> What this task involves:
Copy out the records in full, word for word, without pictures.

> Data records:
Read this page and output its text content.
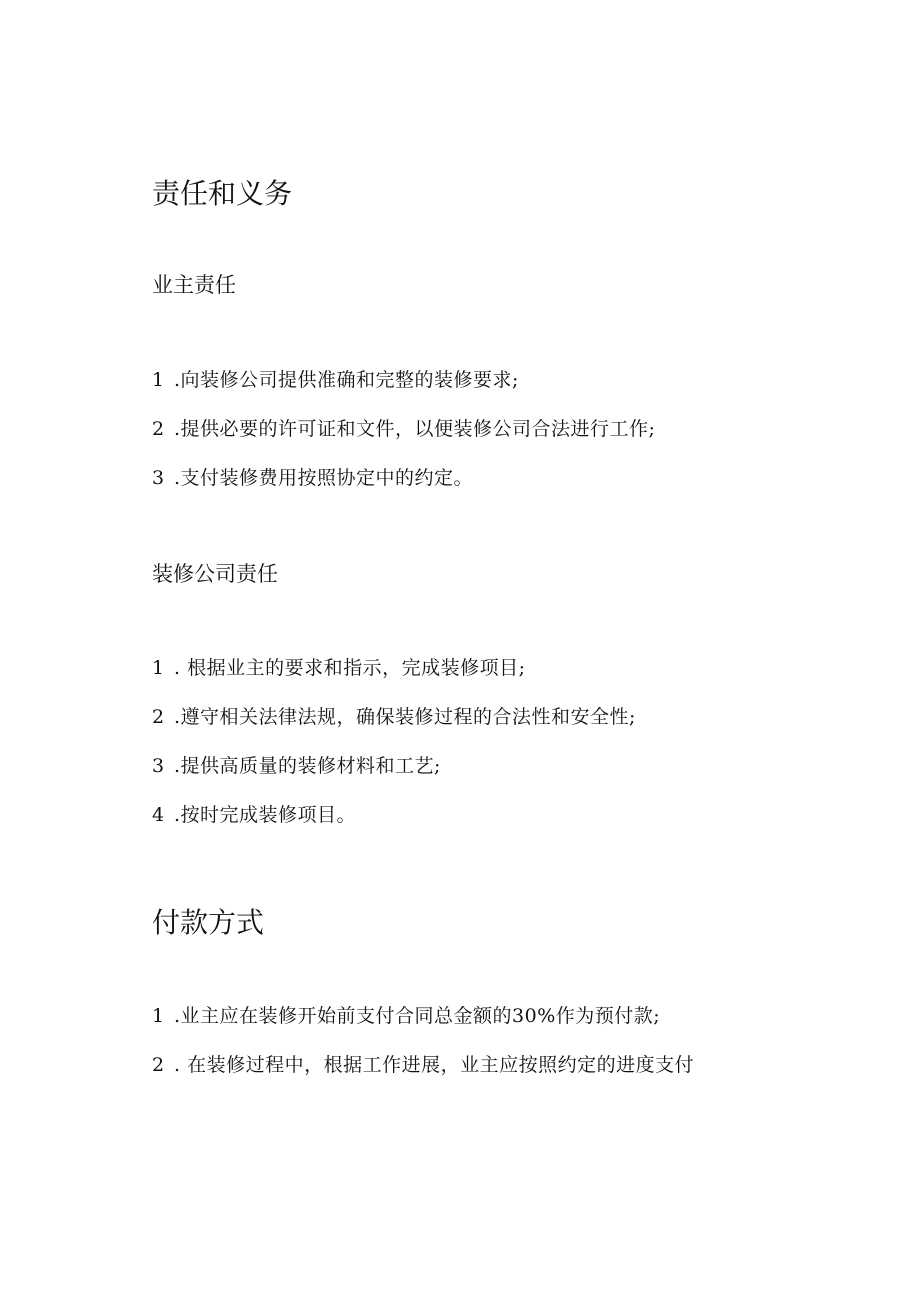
责任和义务
业主责任
1 .向装修公司提供准确和完整的装修要求;
2 .提供必要的许可证和文件，以便装修公司合法进行工作;
3 .支付装修费用按照协定中的约定。
装修公司责任
1 . 根据业主的要求和指示，完成装修项目;
2 .遵守相关法律法规，确保装修过程的合法性和安全性;
3 .提供高质量的装修材料和工艺;
4 .按时完成装修项目。
付款方式
1 .业主应在装修开始前支付合同总金额的30%作为预付款;
2 . 在装修过程中，根据工作进展，业主应按照约定的进度支付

> Answer in full:
Read this page and output its text content.
责任和义务
业主责任
1 .向装修公司提供准确和完整的装修要求;
2 .提供必要的许可证和文件，以便装修公司合法进行工作;
3 .支付装修费用按照协定中的约定。
装修公司责任
1 . 根据业主的要求和指示，完成装修项目;
2 .遵守相关法律法规，确保装修过程的合法性和安全性;
3 .提供高质量的装修材料和工艺;
4 .按时完成装修项目。
付款方式
1 .业主应在装修开始前支付合同总金额的30%作为预付款;
2 . 在装修过程中，根据工作进展，业主应按照约定的进度支付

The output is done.